#### [Given information]
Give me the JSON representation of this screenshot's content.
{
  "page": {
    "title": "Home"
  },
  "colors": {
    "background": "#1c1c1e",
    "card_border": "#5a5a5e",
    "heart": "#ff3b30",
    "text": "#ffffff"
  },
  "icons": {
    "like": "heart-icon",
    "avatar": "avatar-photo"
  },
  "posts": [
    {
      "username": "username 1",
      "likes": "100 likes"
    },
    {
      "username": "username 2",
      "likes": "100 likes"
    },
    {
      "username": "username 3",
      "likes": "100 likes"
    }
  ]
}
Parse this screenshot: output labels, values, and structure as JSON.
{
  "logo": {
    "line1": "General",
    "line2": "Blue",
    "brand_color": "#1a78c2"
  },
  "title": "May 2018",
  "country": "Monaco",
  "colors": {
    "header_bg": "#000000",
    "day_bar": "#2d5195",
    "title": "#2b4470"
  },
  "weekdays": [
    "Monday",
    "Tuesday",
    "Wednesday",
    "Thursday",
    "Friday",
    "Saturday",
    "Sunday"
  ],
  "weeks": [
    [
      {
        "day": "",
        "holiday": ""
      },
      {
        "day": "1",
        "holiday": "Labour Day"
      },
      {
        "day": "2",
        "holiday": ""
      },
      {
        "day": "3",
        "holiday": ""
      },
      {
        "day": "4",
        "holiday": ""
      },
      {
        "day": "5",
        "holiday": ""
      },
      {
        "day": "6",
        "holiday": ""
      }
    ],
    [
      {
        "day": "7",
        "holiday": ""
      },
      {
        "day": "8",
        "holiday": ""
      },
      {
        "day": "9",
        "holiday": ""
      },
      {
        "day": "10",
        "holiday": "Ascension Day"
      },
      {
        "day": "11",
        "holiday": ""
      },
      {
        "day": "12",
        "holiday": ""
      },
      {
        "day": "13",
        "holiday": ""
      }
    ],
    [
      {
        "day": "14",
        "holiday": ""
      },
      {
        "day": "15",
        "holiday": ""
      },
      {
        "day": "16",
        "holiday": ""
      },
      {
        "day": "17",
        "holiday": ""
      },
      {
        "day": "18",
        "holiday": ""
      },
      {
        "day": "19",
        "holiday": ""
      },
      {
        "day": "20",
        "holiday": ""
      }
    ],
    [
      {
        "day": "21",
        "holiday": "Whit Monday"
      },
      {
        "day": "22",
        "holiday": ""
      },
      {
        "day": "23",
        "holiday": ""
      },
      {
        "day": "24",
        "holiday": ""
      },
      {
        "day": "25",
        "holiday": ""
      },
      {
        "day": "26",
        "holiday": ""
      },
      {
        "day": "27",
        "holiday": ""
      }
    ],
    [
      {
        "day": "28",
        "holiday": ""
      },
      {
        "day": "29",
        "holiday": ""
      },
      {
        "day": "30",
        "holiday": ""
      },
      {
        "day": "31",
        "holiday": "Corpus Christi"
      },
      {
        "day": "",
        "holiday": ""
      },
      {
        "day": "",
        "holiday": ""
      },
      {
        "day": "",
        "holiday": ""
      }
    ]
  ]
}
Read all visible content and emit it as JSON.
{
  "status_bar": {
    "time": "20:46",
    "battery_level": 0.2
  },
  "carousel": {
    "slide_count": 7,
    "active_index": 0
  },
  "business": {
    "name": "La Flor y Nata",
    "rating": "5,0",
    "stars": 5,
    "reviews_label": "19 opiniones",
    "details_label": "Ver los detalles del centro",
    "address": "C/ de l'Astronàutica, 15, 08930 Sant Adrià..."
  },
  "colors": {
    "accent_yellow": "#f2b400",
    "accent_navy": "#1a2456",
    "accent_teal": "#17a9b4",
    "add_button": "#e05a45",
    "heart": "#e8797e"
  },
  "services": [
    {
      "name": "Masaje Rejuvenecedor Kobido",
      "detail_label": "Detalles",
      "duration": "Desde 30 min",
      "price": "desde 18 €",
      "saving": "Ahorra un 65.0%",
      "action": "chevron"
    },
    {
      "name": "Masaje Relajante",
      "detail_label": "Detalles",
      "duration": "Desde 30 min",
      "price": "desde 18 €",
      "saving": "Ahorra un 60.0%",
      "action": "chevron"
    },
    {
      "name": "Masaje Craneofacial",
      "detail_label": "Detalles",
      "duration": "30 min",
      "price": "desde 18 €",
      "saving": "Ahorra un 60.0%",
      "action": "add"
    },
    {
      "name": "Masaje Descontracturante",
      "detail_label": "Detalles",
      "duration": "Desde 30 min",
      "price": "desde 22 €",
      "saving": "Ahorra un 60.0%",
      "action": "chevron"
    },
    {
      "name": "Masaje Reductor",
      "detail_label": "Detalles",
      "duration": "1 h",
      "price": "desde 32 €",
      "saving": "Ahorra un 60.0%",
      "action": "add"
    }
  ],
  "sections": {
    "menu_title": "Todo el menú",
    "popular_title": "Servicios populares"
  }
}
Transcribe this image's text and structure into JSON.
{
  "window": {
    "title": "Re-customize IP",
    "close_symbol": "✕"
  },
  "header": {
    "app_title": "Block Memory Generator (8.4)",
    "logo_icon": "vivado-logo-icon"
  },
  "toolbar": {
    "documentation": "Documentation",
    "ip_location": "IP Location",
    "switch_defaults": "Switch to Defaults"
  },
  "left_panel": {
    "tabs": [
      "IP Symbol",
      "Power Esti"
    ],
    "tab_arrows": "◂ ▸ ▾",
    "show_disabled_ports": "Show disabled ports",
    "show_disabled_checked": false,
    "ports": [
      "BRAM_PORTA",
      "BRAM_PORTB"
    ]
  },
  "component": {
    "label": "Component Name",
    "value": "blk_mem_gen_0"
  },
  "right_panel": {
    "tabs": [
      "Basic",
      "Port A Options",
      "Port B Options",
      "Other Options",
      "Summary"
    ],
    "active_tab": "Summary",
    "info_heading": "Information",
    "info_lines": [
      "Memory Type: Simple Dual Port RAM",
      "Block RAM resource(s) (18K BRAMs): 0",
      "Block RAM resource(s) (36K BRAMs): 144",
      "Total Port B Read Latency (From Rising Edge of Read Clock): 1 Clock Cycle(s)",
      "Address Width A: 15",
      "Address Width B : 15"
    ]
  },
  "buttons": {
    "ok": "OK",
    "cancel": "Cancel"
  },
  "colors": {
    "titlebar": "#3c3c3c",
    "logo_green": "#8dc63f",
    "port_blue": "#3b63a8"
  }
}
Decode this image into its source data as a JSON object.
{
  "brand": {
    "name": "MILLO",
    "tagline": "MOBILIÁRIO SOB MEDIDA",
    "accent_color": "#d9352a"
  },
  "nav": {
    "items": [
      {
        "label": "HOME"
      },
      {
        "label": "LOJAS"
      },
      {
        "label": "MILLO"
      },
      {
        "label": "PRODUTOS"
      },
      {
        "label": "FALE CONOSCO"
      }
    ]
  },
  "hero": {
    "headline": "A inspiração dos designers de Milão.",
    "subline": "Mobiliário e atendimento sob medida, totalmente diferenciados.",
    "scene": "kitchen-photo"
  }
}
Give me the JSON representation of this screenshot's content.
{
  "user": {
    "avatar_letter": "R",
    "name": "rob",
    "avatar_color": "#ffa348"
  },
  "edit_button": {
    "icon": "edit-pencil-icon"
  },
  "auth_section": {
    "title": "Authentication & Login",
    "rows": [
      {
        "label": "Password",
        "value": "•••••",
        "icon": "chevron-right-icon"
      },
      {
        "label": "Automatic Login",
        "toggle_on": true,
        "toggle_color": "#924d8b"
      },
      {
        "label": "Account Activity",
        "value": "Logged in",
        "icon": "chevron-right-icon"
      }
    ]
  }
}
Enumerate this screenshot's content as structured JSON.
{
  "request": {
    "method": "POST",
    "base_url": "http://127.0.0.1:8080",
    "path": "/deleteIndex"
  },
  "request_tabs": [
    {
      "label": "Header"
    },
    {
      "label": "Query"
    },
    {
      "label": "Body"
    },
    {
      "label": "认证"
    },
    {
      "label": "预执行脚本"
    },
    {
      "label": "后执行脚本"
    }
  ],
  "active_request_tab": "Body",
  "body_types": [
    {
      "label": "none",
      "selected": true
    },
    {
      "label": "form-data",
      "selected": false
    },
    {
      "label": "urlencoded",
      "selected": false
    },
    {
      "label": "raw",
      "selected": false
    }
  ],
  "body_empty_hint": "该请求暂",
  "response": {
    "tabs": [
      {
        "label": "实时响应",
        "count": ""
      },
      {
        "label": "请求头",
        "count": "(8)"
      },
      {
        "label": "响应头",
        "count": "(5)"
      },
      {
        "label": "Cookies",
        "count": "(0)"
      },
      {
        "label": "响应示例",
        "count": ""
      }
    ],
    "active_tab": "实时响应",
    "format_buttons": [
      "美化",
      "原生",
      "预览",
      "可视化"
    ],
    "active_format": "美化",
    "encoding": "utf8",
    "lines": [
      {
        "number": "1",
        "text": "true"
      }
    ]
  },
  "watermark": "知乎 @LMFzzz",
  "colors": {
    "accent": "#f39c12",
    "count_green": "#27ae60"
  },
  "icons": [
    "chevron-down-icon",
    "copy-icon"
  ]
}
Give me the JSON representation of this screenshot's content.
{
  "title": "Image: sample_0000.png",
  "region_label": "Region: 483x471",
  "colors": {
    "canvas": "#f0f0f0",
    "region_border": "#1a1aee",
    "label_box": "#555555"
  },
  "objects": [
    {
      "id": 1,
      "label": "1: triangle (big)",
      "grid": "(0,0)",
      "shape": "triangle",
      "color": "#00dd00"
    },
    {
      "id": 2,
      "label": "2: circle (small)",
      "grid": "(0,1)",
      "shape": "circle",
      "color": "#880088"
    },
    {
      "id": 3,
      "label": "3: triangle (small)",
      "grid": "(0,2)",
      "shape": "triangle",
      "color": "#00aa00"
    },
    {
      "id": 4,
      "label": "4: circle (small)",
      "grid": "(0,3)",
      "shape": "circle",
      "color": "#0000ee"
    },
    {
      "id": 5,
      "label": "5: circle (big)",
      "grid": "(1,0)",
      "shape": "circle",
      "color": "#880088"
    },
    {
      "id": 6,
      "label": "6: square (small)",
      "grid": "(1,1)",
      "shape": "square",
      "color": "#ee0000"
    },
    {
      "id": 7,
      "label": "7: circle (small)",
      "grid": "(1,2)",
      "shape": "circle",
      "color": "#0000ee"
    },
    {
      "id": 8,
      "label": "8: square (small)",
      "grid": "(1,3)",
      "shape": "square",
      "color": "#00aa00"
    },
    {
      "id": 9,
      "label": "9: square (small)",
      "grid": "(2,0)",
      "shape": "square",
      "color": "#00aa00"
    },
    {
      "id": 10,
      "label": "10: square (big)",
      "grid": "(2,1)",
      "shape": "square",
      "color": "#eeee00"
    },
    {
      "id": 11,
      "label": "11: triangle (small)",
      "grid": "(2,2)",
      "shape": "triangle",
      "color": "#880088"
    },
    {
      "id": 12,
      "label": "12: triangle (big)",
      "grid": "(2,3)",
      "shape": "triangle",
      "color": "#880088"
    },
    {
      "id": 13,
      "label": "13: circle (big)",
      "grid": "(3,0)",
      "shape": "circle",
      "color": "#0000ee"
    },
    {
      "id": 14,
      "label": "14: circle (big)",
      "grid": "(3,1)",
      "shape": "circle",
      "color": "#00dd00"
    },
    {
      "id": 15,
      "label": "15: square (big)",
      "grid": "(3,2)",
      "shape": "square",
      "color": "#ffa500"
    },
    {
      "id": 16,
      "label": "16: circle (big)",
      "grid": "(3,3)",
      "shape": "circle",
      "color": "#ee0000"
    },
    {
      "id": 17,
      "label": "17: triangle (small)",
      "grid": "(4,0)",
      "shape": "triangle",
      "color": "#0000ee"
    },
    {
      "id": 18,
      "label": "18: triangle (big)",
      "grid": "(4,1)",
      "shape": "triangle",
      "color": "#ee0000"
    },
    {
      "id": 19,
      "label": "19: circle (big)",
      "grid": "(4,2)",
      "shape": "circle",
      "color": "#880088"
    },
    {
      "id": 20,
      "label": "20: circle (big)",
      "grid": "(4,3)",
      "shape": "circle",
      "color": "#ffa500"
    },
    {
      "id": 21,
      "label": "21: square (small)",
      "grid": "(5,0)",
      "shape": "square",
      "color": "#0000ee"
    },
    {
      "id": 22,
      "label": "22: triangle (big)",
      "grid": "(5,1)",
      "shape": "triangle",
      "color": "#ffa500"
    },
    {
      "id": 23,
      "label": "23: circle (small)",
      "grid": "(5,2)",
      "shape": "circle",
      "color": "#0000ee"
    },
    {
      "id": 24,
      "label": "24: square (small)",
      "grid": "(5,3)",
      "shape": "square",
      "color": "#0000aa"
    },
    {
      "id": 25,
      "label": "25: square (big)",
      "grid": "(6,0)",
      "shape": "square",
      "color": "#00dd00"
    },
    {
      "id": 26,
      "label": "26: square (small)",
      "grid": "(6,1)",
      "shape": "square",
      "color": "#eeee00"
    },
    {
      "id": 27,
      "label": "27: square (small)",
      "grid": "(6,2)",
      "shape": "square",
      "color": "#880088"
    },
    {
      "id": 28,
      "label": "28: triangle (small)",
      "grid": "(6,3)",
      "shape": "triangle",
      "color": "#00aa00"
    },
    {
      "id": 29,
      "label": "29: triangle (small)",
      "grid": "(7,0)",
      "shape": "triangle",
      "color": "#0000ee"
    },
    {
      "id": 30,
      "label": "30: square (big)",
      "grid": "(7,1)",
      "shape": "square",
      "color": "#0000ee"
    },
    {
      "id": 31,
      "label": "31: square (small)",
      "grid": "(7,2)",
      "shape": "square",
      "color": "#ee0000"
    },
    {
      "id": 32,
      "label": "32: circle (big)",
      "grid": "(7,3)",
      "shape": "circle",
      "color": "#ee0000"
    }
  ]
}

#### [Set exercise]
Search the records above for "true". Copy each line where it is found.

#### [Exercise output]
        "toggle_on": true,
      "selected": true
        "text": "true"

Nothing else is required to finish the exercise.